What is needed:
Write out the whole of the material exactly.

+++

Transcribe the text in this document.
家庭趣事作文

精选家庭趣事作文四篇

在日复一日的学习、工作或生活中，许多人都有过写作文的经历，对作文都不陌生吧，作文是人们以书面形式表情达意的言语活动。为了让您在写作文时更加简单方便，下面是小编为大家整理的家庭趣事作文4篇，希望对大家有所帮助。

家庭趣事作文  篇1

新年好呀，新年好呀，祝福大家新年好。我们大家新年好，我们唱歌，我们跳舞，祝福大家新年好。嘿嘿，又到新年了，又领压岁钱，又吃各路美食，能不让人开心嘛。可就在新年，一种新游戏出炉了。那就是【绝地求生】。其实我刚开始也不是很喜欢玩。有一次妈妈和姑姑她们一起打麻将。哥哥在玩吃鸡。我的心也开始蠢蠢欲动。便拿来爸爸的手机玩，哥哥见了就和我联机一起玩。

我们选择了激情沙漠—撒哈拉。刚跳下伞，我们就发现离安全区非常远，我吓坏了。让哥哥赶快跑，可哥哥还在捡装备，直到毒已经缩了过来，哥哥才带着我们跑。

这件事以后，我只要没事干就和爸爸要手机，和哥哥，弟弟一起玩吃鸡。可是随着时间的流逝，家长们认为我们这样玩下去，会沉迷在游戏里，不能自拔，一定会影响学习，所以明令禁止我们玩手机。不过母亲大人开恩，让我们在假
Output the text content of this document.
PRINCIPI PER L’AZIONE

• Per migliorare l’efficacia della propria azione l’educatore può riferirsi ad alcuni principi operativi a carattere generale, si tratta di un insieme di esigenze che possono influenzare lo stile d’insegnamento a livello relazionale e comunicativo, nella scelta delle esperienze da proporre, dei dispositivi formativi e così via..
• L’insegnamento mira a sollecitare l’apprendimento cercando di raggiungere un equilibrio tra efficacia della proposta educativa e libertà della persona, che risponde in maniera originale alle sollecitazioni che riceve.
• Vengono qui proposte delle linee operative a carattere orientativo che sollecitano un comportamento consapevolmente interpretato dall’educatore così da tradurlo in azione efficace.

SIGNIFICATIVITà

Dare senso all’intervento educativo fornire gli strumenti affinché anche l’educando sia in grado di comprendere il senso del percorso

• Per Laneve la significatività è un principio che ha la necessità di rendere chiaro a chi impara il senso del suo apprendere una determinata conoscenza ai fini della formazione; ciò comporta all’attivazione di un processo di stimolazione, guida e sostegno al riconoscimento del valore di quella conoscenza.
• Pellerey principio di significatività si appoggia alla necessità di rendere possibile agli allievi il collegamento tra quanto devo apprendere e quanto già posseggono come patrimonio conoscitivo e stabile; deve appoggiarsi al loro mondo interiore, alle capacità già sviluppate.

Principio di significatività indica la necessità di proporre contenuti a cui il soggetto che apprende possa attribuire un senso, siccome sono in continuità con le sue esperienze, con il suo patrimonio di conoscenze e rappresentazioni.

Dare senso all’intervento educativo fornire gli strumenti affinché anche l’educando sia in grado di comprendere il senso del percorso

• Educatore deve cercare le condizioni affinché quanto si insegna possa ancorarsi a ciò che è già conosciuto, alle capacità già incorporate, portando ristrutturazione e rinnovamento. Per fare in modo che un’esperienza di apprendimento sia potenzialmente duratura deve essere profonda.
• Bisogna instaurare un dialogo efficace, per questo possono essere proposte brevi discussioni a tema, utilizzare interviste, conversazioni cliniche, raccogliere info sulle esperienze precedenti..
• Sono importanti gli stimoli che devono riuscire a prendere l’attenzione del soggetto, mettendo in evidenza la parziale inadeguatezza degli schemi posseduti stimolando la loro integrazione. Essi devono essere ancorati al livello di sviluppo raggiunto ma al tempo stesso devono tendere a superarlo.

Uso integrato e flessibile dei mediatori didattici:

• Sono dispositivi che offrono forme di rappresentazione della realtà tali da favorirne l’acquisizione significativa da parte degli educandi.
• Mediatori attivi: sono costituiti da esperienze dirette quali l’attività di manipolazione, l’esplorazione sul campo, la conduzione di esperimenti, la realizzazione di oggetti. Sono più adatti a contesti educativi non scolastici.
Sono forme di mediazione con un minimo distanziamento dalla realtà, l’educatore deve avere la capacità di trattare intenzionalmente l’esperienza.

+++

Full output:
Transcribe the text in this document.
家庭趣事作文

精选家庭趣事作文四篇

在日复一日的学习、工作或生活中，许多人都有过写作文的经历，对作文都不陌生吧，作文是人们以书面形式表情达意的言语活动。为了让您在写作文时更加简单方便，下面是小编为大家整理的家庭趣事作文4篇，希望对大家有所帮助。

家庭趣事作文  篇1

新年好呀，新年好呀，祝福大家新年好。我们大家新年好，我们唱歌，我们跳舞，祝福大家新年好。嘿嘿，又到新年了，又领压岁钱，又吃各路美食，能不让人开心嘛。可就在新年，一种新游戏出炉了。那就是【绝地求生】。其实我刚开始也不是很喜欢玩。有一次妈妈和姑姑她们一起打麻将。哥哥在玩吃鸡。我的心也开始蠢蠢欲动。便拿来爸爸的手机玩，哥哥见了就和我联机一起玩。

我们选择了激情沙漠—撒哈拉。刚跳下伞，我们就发现离安全区非常远，我吓坏了。让哥哥赶快跑，可哥哥还在捡装备，直到毒已经缩了过来，哥哥才带着我们跑。

这件事以后，我只要没事干就和爸爸要手机，和哥哥，弟弟一起玩吃鸡。可是随着时间的流逝，家长们认为我们这样玩下去，会沉迷在游戏里，不能自拔，一定会影响学习，所以明令禁止我们玩手机。不过母亲大人开恩，让我们在假
Output the text content of this document.
PRINCIPI PER L’AZIONE

• Per migliorare l’efficacia della propria azione l’educatore può riferirsi ad alcuni principi operativi a carattere generale, si tratta di un insieme di esigenze che possono influenzare lo stile d’insegnamento a livello relazionale e comunicativo, nella scelta delle esperienze da proporre, dei dispositivi formativi e così via..
• L’insegnamento mira a sollecitare l’apprendimento cercando di raggiungere un equilibrio tra efficacia della proposta educativa e libertà della persona, che risponde in maniera originale alle sollecitazioni che riceve.
• Vengono qui proposte delle linee operative a carattere orientativo che sollecitano un comportamento consapevolmente interpretato dall’educatore così da tradurlo in azione efficace.

SIGNIFICATIVITà

Dare senso all’intervento educativo fornire gli strumenti affinché anche l’educando sia in grado di comprendere il senso del percorso

• Per Laneve la significatività è un principio che ha la necessità di rendere chiaro a chi impara il senso del suo apprendere una determinata conoscenza ai fini della formazione; ciò comporta all’attivazione di un processo di stimolazione, guida e sostegno al riconoscimento del valore di quella conoscenza.
• Pellerey principio di significatività si appoggia alla necessità di rendere possibile agli allievi il collegamento tra quanto devo apprendere e quanto già posseggono come patrimonio conoscitivo e stabile; deve appoggiarsi al loro mondo interiore, alle capacità già sviluppate.

Principio di significatività indica la necessità di proporre contenuti a cui il soggetto che apprende possa attribuire un senso, siccome sono in continuità con le sue esperienze, con il suo patrimonio di conoscenze e rappresentazioni.

Dare senso all’intervento educativo fornire gli strumenti affinché anche l’educando sia in grado di comprendere il senso del percorso

• Educatore deve cercare le condizioni affinché quanto si insegna possa ancorarsi a ciò che è già conosciuto, alle capacità già incorporate, portando ristrutturazione e rinnovamento. Per fare in modo che un’esperienza di apprendimento sia potenzialmente duratura deve essere profonda.
• Bisogna instaurare un dialogo efficace, per questo possono essere proposte brevi discussioni a tema, utilizzare interviste, conversazioni cliniche, raccogliere info sulle esperienze precedenti..
• Sono importanti gli stimoli che devono riuscire a prendere l’attenzione del soggetto, mettendo in evidenza la parziale inadeguatezza degli schemi posseduti stimolando la loro integrazione. Essi devono essere ancorati al livello di sviluppo raggiunto ma al tempo stesso devono tendere a superarlo.

Uso integrato e flessibile dei mediatori didattici:

• Sono dispositivi che offrono forme di rappresentazione della realtà tali da favorirne l’acquisizione significativa da parte degli educandi.
• Mediatori attivi: sono costituiti da esperienze dirette quali l’attività di manipolazione, l’esplorazione sul campo, la conduzione di esperimenti, la realizzazione di oggetti. Sono più adatti a contesti educativi non scolastici.
Sono forme di mediazione con un minimo distanziamento dalla realtà, l’educatore deve avere la capacità di trattare intenzionalmente l’esperienza.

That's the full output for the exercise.